» ЗАДАНИЕ A
Пожалуйста, приведите нумерованным списком строки данных от самого начала до строки с "0, 1289, 20]" включительно, без пустых строк.

» ОТРЫВОК ТЕКСТА
»»

Бриллианты и булыжники
Борис Николаевич Ширяев
Михаил Григорьевич Талалай
Андрей Г. Власенко
Русское зарубежье. Источники и исследования
Один из самых крупных писателей «второй волны» эмиграции Борис Николаевич Ширяев (Москва, 1889 – Сан-Ремо, 1959), автор знаменитого свидетельства о Соловецком лагере, книги «Неугасимая лампада», являлся также плодовитым историком литературы и литературным критиком. В настоящем издании впервые и максимально полно собраны его статьи по литературе и рецензии, отображающие как художественные вкусы и политические убеждения автора, так и детальную панораму русской литературы – классической, а затем эмигрантской и «подсоветской» – середины прошлого века. Тексты, собранные из труднодоступной эмигрантской периодики, издаются впервые в России и сопровождены научным комментарием и библиографией, а также биобиблиографическим словарем литераторов эмигрантов.
В формате PDF A4 сохранен издательский макет книги.
Борис Ширяев
Бриллианты и булыжники: статьи о русской литературе
Русское зарубежье. Источники и исследования
Составление и научная редакция
А. Г. Власенко, М. Г. Талалай
Изобразительный материал и тексты из произведений Б. И. Ширяева, опубликованные в газете «Наша страна» (Буэнос-Айрес), воспроизводятся с разрешения редактора Н.Л. Казанцева.
На лицевой стороне обложки: фрагмент эскиза декорации К. А. Коровина к опере П. И. Чайковского «Евгений Онегин» (1908) на обороте: портрет Б. Н. Ширяева работы аргентинского художника Эрнана Торре Реписо
© А.Г. Власенко, М.Г. Талалай, составление, комментарии, 2016
© Издательство «Алетейя» (СПб.), 2016
Предисловие
Нет никакого сомнения в большой историко-литературной и культурной значимости этого собрания прокомментированных материалов, которые – впервые\ — должны быть полно включены в исследования русской культуры и особенно литературы. Это необходимо сделать, в первую очередь, потому, что работы Бориса Ширяева, собранные теперь стараниями А. Власенко и М. Талалая под одной обложкой с названием «Бриллианты и булыжники», долгое время, почти полувека, вообще не учитывались, и даже отторгались априори в России.
Пора, наконец, открыть этот ценный источник и изучить его, а главное – включить в подлинную и многомерную историю русской литературы, избегая при этом «злободневной» полемики, но вбирая мировидение, пережитое Россией на всех «переломах» ушедшего века.
К огромному сожалению, многие минувшие десятилетия этот взгляд на литературный мир России – пережитый изгнанниками – был радикально исключен из «советского» научного, а тем более духовного кругозора. А ведь в эмиграции произошло немало значимых историко-культурных открытий и даже – самопознание.

««

» СТРОКИ ДАННЫХ
»»

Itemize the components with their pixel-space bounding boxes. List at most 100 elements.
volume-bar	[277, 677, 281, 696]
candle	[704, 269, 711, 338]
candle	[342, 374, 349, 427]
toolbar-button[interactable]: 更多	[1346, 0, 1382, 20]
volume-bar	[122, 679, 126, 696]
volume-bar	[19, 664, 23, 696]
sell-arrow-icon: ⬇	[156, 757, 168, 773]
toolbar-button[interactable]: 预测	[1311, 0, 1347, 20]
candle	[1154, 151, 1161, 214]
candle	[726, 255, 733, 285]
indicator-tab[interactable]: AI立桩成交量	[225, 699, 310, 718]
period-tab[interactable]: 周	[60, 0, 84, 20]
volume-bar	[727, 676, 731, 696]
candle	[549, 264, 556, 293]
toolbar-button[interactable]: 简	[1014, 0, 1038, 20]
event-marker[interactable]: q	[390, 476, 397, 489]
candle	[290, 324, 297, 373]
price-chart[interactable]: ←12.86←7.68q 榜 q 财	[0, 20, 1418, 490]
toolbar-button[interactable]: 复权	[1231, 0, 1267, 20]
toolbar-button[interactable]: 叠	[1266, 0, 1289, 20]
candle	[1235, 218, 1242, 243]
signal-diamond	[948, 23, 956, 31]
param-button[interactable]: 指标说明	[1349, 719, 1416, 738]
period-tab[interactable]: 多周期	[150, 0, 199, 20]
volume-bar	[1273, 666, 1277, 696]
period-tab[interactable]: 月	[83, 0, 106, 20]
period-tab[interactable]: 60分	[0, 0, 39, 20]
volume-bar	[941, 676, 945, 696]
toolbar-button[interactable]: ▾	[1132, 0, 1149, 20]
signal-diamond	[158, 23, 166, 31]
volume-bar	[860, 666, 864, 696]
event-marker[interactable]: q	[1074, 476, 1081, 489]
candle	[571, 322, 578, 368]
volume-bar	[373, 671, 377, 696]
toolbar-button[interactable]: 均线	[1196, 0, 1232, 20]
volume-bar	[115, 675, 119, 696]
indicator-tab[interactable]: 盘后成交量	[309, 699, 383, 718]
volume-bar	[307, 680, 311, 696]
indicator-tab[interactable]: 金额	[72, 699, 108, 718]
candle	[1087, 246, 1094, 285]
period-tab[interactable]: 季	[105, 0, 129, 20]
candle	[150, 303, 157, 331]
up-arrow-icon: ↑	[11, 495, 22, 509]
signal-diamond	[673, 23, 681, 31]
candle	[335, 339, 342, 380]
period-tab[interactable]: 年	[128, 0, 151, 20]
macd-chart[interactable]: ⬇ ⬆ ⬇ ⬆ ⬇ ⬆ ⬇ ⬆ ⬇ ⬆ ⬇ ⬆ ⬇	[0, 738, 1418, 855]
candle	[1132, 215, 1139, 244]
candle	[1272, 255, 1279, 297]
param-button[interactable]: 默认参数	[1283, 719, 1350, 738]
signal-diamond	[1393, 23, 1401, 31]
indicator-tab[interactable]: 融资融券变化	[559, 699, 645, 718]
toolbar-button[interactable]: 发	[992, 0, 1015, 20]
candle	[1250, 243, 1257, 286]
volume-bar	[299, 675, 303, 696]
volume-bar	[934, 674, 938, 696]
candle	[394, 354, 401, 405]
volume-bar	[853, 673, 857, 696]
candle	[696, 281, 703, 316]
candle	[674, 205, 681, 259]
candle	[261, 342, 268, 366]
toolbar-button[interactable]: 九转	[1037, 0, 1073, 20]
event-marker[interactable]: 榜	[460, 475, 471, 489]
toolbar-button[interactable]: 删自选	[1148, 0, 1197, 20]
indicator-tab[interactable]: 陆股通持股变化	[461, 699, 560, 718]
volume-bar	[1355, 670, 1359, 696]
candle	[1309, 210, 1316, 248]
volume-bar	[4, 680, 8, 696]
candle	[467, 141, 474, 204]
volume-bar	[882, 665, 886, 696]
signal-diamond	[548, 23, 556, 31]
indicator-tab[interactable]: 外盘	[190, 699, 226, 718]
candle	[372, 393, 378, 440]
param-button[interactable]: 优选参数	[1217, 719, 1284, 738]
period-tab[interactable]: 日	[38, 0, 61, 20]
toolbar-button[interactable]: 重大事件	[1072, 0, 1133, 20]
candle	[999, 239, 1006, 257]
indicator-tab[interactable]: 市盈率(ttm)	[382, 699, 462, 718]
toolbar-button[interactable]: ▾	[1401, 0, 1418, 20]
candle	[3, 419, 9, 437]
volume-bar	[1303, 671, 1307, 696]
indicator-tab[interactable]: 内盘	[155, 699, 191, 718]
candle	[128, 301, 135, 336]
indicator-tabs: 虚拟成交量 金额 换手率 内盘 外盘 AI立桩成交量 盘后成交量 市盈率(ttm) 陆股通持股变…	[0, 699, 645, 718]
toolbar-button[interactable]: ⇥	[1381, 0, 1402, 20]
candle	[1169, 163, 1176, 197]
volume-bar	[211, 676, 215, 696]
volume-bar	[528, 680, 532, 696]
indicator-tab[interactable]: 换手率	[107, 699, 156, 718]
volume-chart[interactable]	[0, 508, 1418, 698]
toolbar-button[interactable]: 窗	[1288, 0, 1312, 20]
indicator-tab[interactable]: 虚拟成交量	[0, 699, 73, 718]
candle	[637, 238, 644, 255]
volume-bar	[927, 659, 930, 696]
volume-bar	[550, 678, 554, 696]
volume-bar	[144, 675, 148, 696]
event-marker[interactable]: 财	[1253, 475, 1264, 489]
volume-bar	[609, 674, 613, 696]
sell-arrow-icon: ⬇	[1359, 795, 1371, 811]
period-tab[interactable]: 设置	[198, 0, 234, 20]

««

» ЗАДАНИЕ B
Перечислите все разные годы, упомянутые в тексте о книге «Бриллианты и булыжники».

» РЕЗУЛЬТАТ A
1. Itemize the components with their pixel-space bounding boxes. List at most 100 elements.
2. volume-bar	[277, 677, 281, 696]
3. candle	[704, 269, 711, 338]
4. candle	[342, 374, 349, 427]
5. toolbar-button[interactable]: 更多	[1346, 0, 1382, 20]
6. volume-bar	[122, 679, 126, 696]
7. volume-bar	[19, 664, 23, 696]
8. sell-arrow-icon: ⬇	[156, 757, 168, 773]
9. toolbar-button[interactable]: 预测	[1311, 0, 1347, 20]
10. candle	[1154, 151, 1161, 214]
11. candle	[726, 255, 733, 285]
12. indicator-tab[interactable]: AI立桩成交量	[225, 699, 310, 718]
13. period-tab[interactable]: 周	[60, 0, 84, 20]
14. volume-bar	[727, 676, 731, 696]
15. candle	[549, 264, 556, 293]
16. toolbar-button[interactable]: 简	[1014, 0, 1038, 20]
17. event-marker[interactable]: q	[390, 476, 397, 489]
18. candle	[290, 324, 297, 373]
19. price-chart[interactable]: ←12.86←7.68q 榜 q 财	[0, 20, 1418, 490]
20. toolbar-button[interactable]: 复权	[1231, 0, 1267, 20]
21. toolbar-button[interactable]: 叠	[1266, 0, 1289, 20]

» РЕЗУЛЬТАТ B
1889, 1959, 1908, 2016